[Extracted records]

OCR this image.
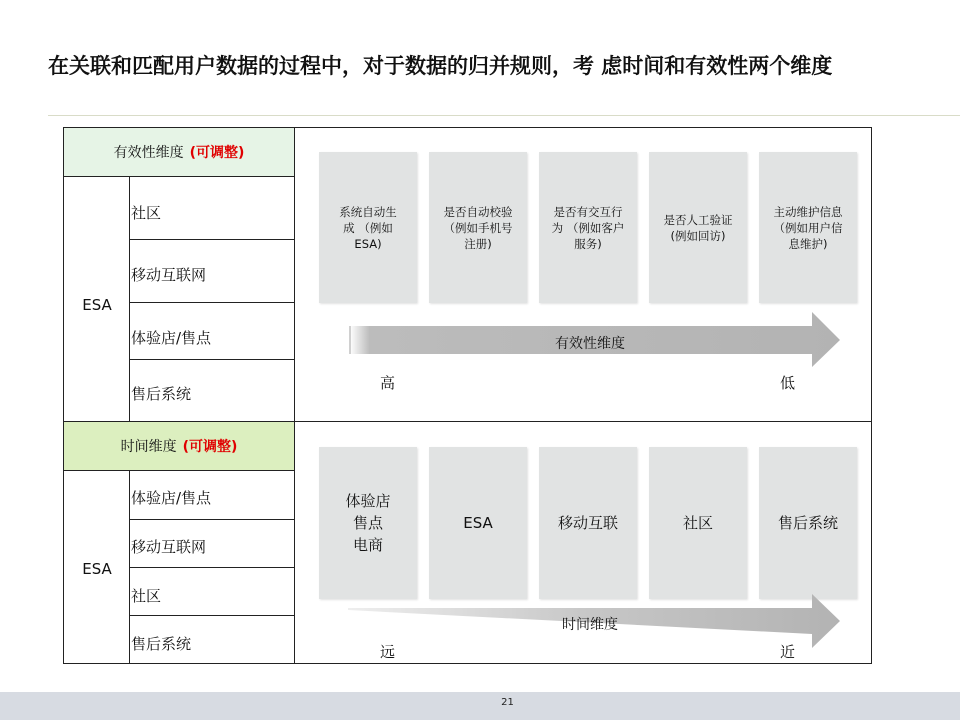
在关联和匹配用户数据的过程中，对于数据的归并规则，考 虑时间和有效性两个维度
有效性维度 (可调整)
ESA
社区
移动互联网
体验店/售点
售后系统
系统自动生
成 （例如
ESA)
是否自动校验
（例如手机号
注册)
是否有交互行
为 （例如客户
服务)
是否人工验证
(例如回访)
主动维护信息
（例如用户信
息维护)
有效性维度
高	低
时间维度 (可调整)
ESA
体验店/售点
移动互联网
社区
售后系统
体验店
售点
电商
ESA	移动互联	社区	售后系统
时间维度
远	近
21
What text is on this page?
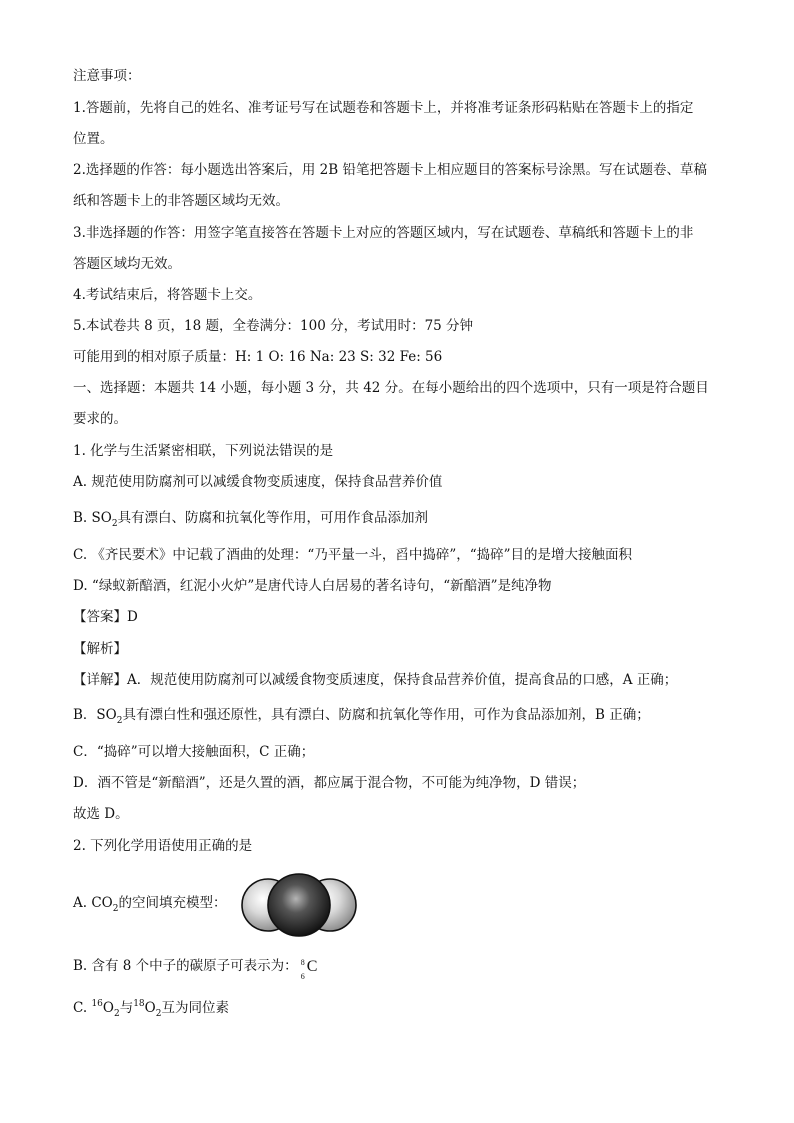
注意事项：
1.答题前，先将自己的姓名、准考证号写在试题卷和答题卡上，并将准考证条形码粘贴在答题卡上的指定
位置。
2.选择题的作答：每小题选出答案后，用 2B 铅笔把答题卡上相应题目的答案标号涂黑。写在试题卷、草稿
纸和答题卡上的非答题区域均无效。
3.非选择题的作答：用签字笔直接答在答题卡上对应的答题区域内，写在试题卷、草稿纸和答题卡上的非
答题区域均无效。
4.考试结束后，将答题卡上交。
5.本试卷共 8 页，18 题，全卷满分：100 分，考试用时：75 分钟
可能用到的相对原子质量：H: 1 O: 16 Na: 23 S: 32 Fe: 56
一、选择题：本题共 14 小题，每小题 3 分，共 42 分。在每小题给出的四个选项中，只有一项是符合题目
要求的。
1. 化学与生活紧密相联，下列说法错误的是
A. 规范使用防腐剂可以减缓食物变质速度，保持食品营养价值
B. $SO_2$具有漂白、防腐和抗氧化等作用，可用作食品添加剂
C. 《齐民要术》中记载了酒曲的处理：“乃平量一斗，舀中捣碎”，“捣碎”目的是增大接触面积
D. “绿蚁新醅酒，红泥小火炉”是唐代诗人白居易的著名诗句，“新醅酒”是纯净物
【答案】D
【解析】
【详解】A．规范使用防腐剂可以减缓食物变质速度，保持食品营养价值，提高食品的口感，A 正确；
B．$SO_2$具有漂白性和强还原性，具有漂白、防腐和抗氧化等作用，可作为食品添加剂，B 正确；
C．“捣碎”可以增大接触面积，C 正确；
D．酒不管是“新醅酒”，还是久置的酒，都应属于混合物，不可能为纯净物，D 错误；
故选 D。
2. 下列化学用语使用正确的是
A. $CO_2$的空间填充模型：
B. 含有 8 个中子的碳原子可表示为： 8
6
C
C. $^{16}O_2$与$^{18}O_2$互为同位素
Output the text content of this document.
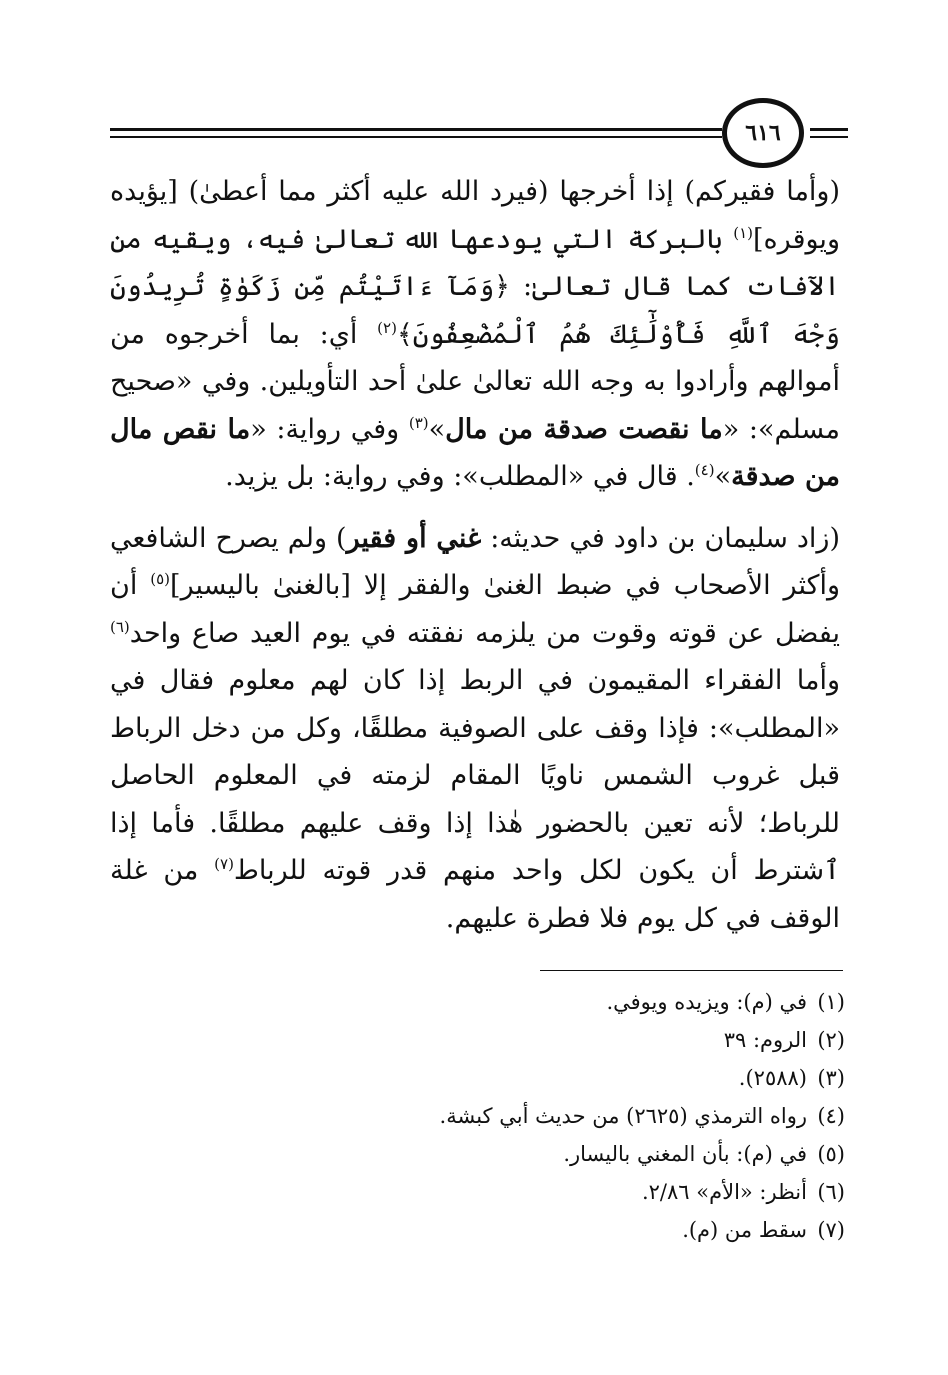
٦١٦

(وأما فقيركم) إذا أخرجها (فيرد الله عليه أكثر مما أعطىٰ) [يؤيده ويوقره]$^{(١)}$ بالبركة التي يودعها الله تعالىٰ فيه، ويقيه من الآفات كما قال تعالىٰ: ﴿وَمَآ ءَاتَيْتُم مِّن زَكَوٰةٍ تُرِيدُونَ وَجْهَ ٱللَّهِ فَأُوْلَٰٓئِكَ هُمُ ٱلْمُضْعِفُونَ﴾$^{(٢)}$ أي: بما أخرجوه من أموالهم وأرادوا به وجه الله تعالىٰ علىٰ أحد التأويلين. وفي «صحيح مسلم»: «ما نقصت صدقة من مال»$^{(٣)}$ وفي رواية: «ما نقص مال من صدقة»$^{(٤)}$. قال في «المطلب»: وفي رواية: بل يزيد.

(زاد سليمان بن داود في حديثه: غني أو فقير) ولم يصرح الشافعي وأكثر الأصحاب في ضبط الغنىٰ والفقر إلا [بالغنىٰ باليسير]$^{(٥)}$ أن يفضل عن قوته وقوت من يلزمه نفقته في يوم العيد صاع واحد$^{(٦)}$ وأما الفقراء المقيمون في الربط إذا كان لهم معلوم فقال في «المطلب»: فإذا وقف على الصوفية مطلقًا، وكل من دخل الرباط قبل غروب الشمس ناويًا المقام لزمته في المعلوم الحاصل للرباط؛ لأنه تعين بالحضور هٰذا إذا وقف عليهم مطلقًا. فأما إذا ٱشترط أن يكون لكل واحد منهم قدر قوته للرباط$^{(٧)}$ من غلة الوقف في كل يوم فلا فطرة عليهم.

(١)في (م): ويزيده ويوفي.

(٢)الروم: ٣٩

(٣)(٢٥٨٨).

(٤)رواه الترمذي (٢٦٢٥) من حديث أبي كبشة.

(٥)في (م): بأن المغني باليسار.

(٦)أنظر: «الأم» ٢/٨٦.

(٧)سقط من (م).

§ **Objective**: For this exercise, gather every line of the data that contains the word "规范使用防腐剂可以减缓食物变质速度".

§ **The answer**:
A. 规范使用防腐剂可以减缓食物变质速度，保持食品营养价值
【详解】A．规范使用防腐剂可以减缓食物变质速度，保持食品营养价值，提高食品的口感，A 正确；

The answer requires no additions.